## Prompt 1
Print the listing lines word for word, from the first line of the listing through the line with "temp-col-periphery: 周辺部 −8℃", both ends included.

## Extract provided

Signed at Antigonish, Nova Scotia, this 19th day of August 2015.

“S. D’Arcy”

D'Arcy J.


Appendix A

8(1)         In computing a taxpayer’s income for a taxation year from an office or employment, there may be deducted such of the following amounts as are wholly applicable to that source or such part of the following amounts as may reasonably be regarded as applicable thereto:

. . .

(m)      the amount in respect of contributions to registered pension plans that, by reason of subsection 147.2(4), is deductible in computing the taxpayer’s income for the year;

. . .

111(1)     For the purpose of computing the taxable income of a taxpayer for a taxation year, there may be deducted such portion as the taxpayer may claim of the taxpayer’s

(a)       non-capital losses for the 20 taxation years immediately preceding and the 3 taxation years immediately following the year;

111(8)     In this section,

. . .

non-capital loss” of a taxpayer for a taxation year means, at any time, the amount determined by the formula

(A + B) - (D + D.1 + D.2)

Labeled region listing
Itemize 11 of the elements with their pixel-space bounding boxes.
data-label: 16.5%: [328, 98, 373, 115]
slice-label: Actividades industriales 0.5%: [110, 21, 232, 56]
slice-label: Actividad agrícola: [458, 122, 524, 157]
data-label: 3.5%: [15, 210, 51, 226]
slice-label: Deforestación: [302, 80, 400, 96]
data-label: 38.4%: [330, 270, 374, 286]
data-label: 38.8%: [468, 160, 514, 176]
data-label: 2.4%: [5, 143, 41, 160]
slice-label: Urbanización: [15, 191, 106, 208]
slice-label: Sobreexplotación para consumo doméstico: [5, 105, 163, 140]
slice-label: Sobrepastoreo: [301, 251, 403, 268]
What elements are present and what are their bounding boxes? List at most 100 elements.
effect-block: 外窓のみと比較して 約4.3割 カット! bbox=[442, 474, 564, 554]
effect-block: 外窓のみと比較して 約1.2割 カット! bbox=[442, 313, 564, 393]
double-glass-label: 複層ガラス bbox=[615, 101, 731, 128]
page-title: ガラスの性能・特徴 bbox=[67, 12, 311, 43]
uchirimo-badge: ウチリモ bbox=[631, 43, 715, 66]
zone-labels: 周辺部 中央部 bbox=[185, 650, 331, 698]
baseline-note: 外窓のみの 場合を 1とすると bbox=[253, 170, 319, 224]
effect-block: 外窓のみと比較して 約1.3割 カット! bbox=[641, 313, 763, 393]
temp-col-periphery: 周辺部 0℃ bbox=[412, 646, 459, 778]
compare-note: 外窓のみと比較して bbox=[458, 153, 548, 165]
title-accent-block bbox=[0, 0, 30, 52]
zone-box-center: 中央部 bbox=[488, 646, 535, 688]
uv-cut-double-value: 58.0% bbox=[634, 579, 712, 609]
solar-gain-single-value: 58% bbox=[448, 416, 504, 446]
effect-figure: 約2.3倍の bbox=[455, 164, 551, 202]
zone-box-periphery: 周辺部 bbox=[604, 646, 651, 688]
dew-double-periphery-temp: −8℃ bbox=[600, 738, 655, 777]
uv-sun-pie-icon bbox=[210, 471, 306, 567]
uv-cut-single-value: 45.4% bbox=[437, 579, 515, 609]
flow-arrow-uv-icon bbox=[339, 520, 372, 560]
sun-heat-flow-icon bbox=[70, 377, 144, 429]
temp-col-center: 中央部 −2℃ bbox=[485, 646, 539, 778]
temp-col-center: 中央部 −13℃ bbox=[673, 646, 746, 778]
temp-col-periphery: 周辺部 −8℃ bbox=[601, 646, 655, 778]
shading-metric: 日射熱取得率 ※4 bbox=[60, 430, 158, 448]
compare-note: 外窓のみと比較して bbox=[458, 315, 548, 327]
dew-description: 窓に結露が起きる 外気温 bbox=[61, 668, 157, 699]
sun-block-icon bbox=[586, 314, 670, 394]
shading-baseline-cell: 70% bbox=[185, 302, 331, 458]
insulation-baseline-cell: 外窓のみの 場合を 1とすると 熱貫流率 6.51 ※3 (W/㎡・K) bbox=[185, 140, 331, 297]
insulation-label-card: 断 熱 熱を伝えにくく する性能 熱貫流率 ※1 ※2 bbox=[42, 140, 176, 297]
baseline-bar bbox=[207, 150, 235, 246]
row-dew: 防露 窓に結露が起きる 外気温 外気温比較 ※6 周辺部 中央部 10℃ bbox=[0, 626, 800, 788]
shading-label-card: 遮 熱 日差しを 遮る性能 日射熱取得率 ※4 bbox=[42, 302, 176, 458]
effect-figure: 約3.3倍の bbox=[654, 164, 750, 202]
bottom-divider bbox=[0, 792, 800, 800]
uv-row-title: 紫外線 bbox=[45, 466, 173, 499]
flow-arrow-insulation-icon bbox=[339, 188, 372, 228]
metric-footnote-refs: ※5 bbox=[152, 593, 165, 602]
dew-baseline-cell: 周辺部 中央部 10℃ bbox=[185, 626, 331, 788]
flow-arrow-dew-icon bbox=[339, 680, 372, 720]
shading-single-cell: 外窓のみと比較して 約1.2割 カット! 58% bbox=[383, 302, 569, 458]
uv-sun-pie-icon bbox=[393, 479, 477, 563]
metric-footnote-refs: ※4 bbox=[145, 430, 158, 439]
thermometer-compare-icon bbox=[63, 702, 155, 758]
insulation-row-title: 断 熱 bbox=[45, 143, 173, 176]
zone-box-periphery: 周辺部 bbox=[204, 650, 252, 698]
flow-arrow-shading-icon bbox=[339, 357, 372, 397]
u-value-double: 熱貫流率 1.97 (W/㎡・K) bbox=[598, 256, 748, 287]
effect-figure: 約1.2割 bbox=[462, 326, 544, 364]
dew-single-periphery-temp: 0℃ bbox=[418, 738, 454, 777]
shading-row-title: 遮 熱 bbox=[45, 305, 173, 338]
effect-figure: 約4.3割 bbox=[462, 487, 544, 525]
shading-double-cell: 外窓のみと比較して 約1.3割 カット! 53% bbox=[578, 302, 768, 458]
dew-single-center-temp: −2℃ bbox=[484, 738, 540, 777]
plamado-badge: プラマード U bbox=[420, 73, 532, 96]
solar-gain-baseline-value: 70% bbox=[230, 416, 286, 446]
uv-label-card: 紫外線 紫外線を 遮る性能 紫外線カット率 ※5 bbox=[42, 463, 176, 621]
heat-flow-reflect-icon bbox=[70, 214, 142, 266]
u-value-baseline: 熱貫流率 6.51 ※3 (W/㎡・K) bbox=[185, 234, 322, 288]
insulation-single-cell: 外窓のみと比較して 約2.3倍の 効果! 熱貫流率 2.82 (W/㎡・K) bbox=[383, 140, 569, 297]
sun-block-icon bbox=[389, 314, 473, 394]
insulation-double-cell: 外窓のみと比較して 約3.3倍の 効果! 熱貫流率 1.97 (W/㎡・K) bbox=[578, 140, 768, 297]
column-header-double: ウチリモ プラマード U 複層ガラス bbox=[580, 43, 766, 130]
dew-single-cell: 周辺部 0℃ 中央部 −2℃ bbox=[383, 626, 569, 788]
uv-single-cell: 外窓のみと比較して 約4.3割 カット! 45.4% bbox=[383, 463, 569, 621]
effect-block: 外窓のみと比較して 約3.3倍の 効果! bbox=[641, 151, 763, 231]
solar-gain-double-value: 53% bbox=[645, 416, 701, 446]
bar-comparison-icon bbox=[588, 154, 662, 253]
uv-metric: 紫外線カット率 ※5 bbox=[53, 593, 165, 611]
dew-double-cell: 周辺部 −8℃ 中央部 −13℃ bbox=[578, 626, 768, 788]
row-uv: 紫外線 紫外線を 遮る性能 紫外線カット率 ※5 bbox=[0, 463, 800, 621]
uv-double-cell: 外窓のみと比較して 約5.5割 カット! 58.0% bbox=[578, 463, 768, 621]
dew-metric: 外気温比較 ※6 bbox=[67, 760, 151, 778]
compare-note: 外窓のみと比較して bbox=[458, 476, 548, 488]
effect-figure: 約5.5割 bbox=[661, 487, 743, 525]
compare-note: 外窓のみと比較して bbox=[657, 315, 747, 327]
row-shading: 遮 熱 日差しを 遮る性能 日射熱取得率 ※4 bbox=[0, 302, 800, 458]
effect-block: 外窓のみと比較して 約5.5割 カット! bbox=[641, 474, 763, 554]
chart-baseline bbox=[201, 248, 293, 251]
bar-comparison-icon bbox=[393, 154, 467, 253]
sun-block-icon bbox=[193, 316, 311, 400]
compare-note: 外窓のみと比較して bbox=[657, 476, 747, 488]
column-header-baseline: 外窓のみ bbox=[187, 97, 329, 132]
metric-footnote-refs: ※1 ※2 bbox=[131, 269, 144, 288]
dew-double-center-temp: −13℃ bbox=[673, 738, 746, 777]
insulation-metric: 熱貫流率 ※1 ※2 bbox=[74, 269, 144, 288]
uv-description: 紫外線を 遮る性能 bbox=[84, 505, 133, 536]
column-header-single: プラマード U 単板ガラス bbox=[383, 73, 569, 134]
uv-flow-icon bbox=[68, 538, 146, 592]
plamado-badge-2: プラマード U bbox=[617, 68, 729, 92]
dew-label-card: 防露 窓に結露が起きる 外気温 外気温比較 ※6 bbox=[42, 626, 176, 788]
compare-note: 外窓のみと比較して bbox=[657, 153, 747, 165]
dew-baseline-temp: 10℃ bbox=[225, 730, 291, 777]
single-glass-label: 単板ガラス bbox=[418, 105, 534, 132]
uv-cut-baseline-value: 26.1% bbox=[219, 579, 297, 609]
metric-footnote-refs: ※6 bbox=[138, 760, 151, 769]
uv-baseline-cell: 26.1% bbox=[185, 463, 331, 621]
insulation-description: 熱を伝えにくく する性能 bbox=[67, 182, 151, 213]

## Prompt 2
Carry on the income tax appendix text from the point where it stops.

## Answer 1
Itemize 11 of the elements with their pixel-space bounding boxes.
data-label: 16.5%: [328, 98, 373, 115]
slice-label: Actividades industriales 0.5%: [110, 21, 232, 56]
slice-label: Actividad agrícola: [458, 122, 524, 157]
data-label: 3.5%: [15, 210, 51, 226]
slice-label: Deforestación: [302, 80, 400, 96]
data-label: 38.4%: [330, 270, 374, 286]
data-label: 38.8%: [468, 160, 514, 176]
data-label: 2.4%: [5, 143, 41, 160]
slice-label: Urbanización: [15, 191, 106, 208]
slice-label: Sobreexplotación para consumo doméstico: [5, 105, 163, 140]
slice-label: Sobrepastoreo: [301, 251, 403, 268]
What elements are present and what are their bounding boxes? List at most 100 elements.
effect-block: 外窓のみと比較して 約4.3割 カット! bbox=[442, 474, 564, 554]
effect-block: 外窓のみと比較して 約1.2割 カット! bbox=[442, 313, 564, 393]
double-glass-label: 複層ガラス bbox=[615, 101, 731, 128]
page-title: ガラスの性能・特徴 bbox=[67, 12, 311, 43]
uchirimo-badge: ウチリモ bbox=[631, 43, 715, 66]
zone-labels: 周辺部 中央部 bbox=[185, 650, 331, 698]
baseline-note: 外窓のみの 場合を 1とすると bbox=[253, 170, 319, 224]
effect-block: 外窓のみと比較して 約1.3割 カット! bbox=[641, 313, 763, 393]
temp-col-periphery: 周辺部 0℃ bbox=[412, 646, 459, 778]
compare-note: 外窓のみと比較して bbox=[458, 153, 548, 165]
title-accent-block bbox=[0, 0, 30, 52]
zone-box-center: 中央部 bbox=[488, 646, 535, 688]
uv-cut-double-value: 58.0% bbox=[634, 579, 712, 609]
solar-gain-single-value: 58% bbox=[448, 416, 504, 446]
effect-figure: 約2.3倍の bbox=[455, 164, 551, 202]
zone-box-periphery: 周辺部 bbox=[604, 646, 651, 688]
dew-double-periphery-temp: −8℃ bbox=[600, 738, 655, 777]
uv-sun-pie-icon bbox=[210, 471, 306, 567]
uv-cut-single-value: 45.4% bbox=[437, 579, 515, 609]
flow-arrow-uv-icon bbox=[339, 520, 372, 560]
sun-heat-flow-icon bbox=[70, 377, 144, 429]
temp-col-center: 中央部 −2℃ bbox=[485, 646, 539, 778]
temp-col-center: 中央部 −13℃ bbox=[673, 646, 746, 778]
temp-col-periphery: 周辺部 −8℃ bbox=[601, 646, 655, 778]

## Answer 2
where

A is the amount determined by the formula

E - F

where

E is the total of all amounts each of which is

(a) the taxpayer’s loss for the year from an office, employment, business or property,

(a.1) an amount deductible under paragraph 104(6)(a.4) in computing the taxpayer’s income for the year,

(b) an amount deducted under paragraph (1)(b) or section 110.6, or deductible under any of paragraphs 110(1)(d) to (d.3), (f), (g), (j) and (k), section 112 and subsections 113(1) and 138(6), in computing the taxpayer’s taxable income for the year, or

(c) if that time is before the taxpayer’s eleventh following taxation year, the taxpayer’s allowable business investment loss for the year, and

F is the amount determined under paragraph 3(c) in respect of the taxpayer for the year,

B is the amount, if any, determined in respect of the taxpayer for the year under section 110.5 or subparagraph 115(1)(a)(vii),

D is the amount that would be the taxpayer’s farm loss for the year if the amount determined for B in the definition “farm loss” in this subsection were zero,

D.1 is the total of all amounts deducted under subsection (10) in respect of the taxpayer for the year, and

D.2 is the total of all amounts by which the non-capital loss of the taxpayer for the year is required to be reduced because of section 80;

. . .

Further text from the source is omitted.